Please retype the records below exactly, leaving out any pictures.

■ RAW RECORDS:
━━━━━━━━
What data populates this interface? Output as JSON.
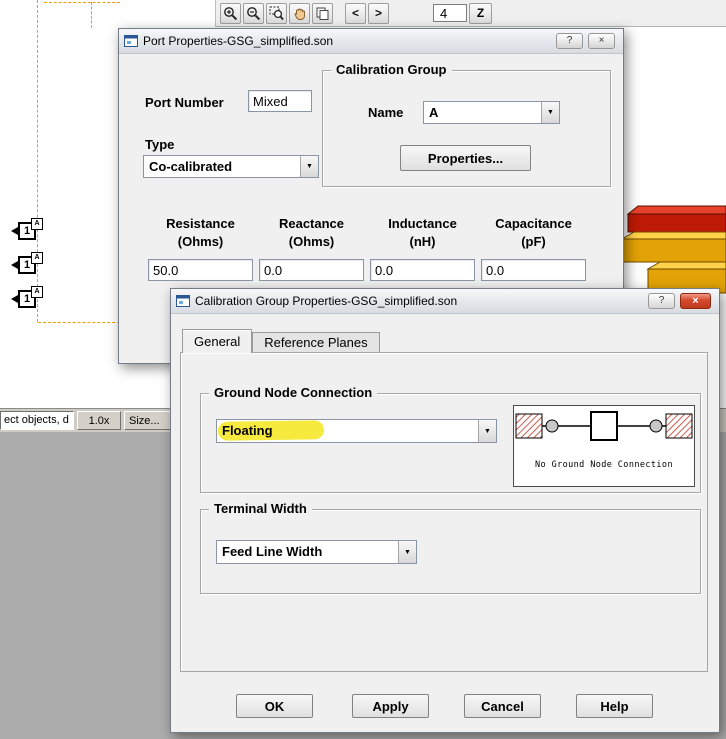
{
  "colors": {
    "highlight_yellow": "#F6E82E",
    "layout_orange": "#EE9C00",
    "metal_gold_top": "#FFD24A",
    "metal_gold_front": "#E3A306",
    "metal_red_top": "#E8422C",
    "metal_red_front": "#BE1A06",
    "close_button_red": "#BE3A1E"
  },
  "toolbar": {
    "icons": [
      "zoom-in",
      "zoom-out",
      "zoom-area",
      "pan-hand",
      "duplicate-view",
      "prev-arrow",
      "next-arrow"
    ],
    "prev_label": "<",
    "next_label": ">",
    "level_value": "4",
    "z_button_label": "Z"
  },
  "canvas": {
    "ports": [
      {
        "number": "1",
        "group": "A"
      },
      {
        "number": "1",
        "group": "A"
      },
      {
        "number": "1",
        "group": "A"
      }
    ]
  },
  "status_bar": {
    "selection_text": "ect objects, d",
    "zoom_level": "1.0x",
    "size_button_label": "Size..."
  },
  "ui_icons": {
    "dropdown_arrow": "▼",
    "help_glyph": "?",
    "close_glyph": "×"
  },
  "port_dialog": {
    "title": "Port Properties-GSG_simplified.son",
    "port_number_label": "Port Number",
    "port_number_value": "Mixed",
    "type_label": "Type",
    "type_value": "Co-calibrated",
    "calibration_group": {
      "legend": "Calibration Group",
      "name_label": "Name",
      "name_value": "A",
      "properties_button": "Properties..."
    },
    "param_columns": [
      {
        "title": "Resistance",
        "unit": "(Ohms)",
        "value": "50.0"
      },
      {
        "title": "Reactance",
        "unit": "(Ohms)",
        "value": "0.0"
      },
      {
        "title": "Inductance",
        "unit": "(nH)",
        "value": "0.0"
      },
      {
        "title": "Capacitance",
        "unit": "(pF)",
        "value": "0.0"
      }
    ]
  },
  "calib_dialog": {
    "title": "Calibration Group Properties-GSG_simplified.son",
    "tabs": [
      {
        "label": "General"
      },
      {
        "label": "Reference Planes"
      }
    ],
    "ground_group": {
      "legend": "Ground Node Connection",
      "combo_value": "Floating",
      "diagram_caption": "No Ground Node Connection"
    },
    "terminal_group": {
      "legend": "Terminal Width",
      "combo_value": "Feed Line Width"
    },
    "buttons": [
      {
        "label": "OK"
      },
      {
        "label": "Apply"
      },
      {
        "label": "Cancel"
      },
      {
        "label": "Help"
      }
    ]
  }
}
━━━━━━━━
■ RESULT BELOW:
What data populates this interface? Output as JSON.
{
  "colors": {
    "highlight_yellow": "#F6E82E",
    "layout_orange": "#EE9C00",
    "metal_gold_top": "#FFD24A",
    "metal_gold_front": "#E3A306",
    "metal_red_top": "#E8422C",
    "metal_red_front": "#BE1A06",
    "close_button_red": "#BE3A1E"
  },
  "toolbar": {
    "icons": [
      "zoom-in",
      "zoom-out",
      "zoom-area",
      "pan-hand",
      "duplicate-view",
      "prev-arrow",
      "next-arrow"
    ],
    "prev_label": "<",
    "next_label": ">",
    "level_value": "4",
    "z_button_label": "Z"
  },
  "canvas": {
    "ports": [
      {
        "number": "1",
        "group": "A"
      },
      {
        "number": "1",
        "group": "A"
      },
      {
        "number": "1",
        "group": "A"
      }
    ]
  },
  "status_bar": {
    "selection_text": "ect objects, d",
    "zoom_level": "1.0x",
    "size_button_label": "Size..."
  },
  "ui_icons": {
    "dropdown_arrow": "▼",
    "help_glyph": "?",
    "close_glyph": "×"
  },
  "port_dialog": {
    "title": "Port Properties-GSG_simplified.son",
    "port_number_label": "Port Number",
    "port_number_value": "Mixed",
    "type_label": "Type",
    "type_value": "Co-calibrated",
    "calibration_group": {
      "legend": "Calibration Group",
      "name_label": "Name",
      "name_value": "A",
      "properties_button": "Properties..."
    },
    "param_columns": [
      {
        "title": "Resistance",
        "unit": "(Ohms)",
        "value": "50.0"
      },
      {
        "title": "Reactance",
        "unit": "(Ohms)",
        "value": "0.0"
      },
      {
        "title": "Inductance",
        "unit": "(nH)",
        "value": "0.0"
      },
      {
        "title": "Capacitance",
        "unit": "(pF)",
        "value": "0.0"
      }
    ]
  },
  "calib_dialog": {
    "title": "Calibration Group Properties-GSG_simplified.son",
    "tabs": [
      {
        "label": "General"
      },
      {
        "label": "Reference Planes"
      }
    ],
    "ground_group": {
      "legend": "Ground Node Connection",
      "combo_value": "Floating",
      "diagram_caption": "No Ground Node Connection"
    },
    "terminal_group": {
      "legend": "Terminal Width",
      "combo_value": "Feed Line Width"
    },
    "buttons": [
      {
        "label": "OK"
      },
      {
        "label": "Apply"
      },
      {
        "label": "Cancel"
      },
      {
        "label": "Help"
      }
    ]
  }
}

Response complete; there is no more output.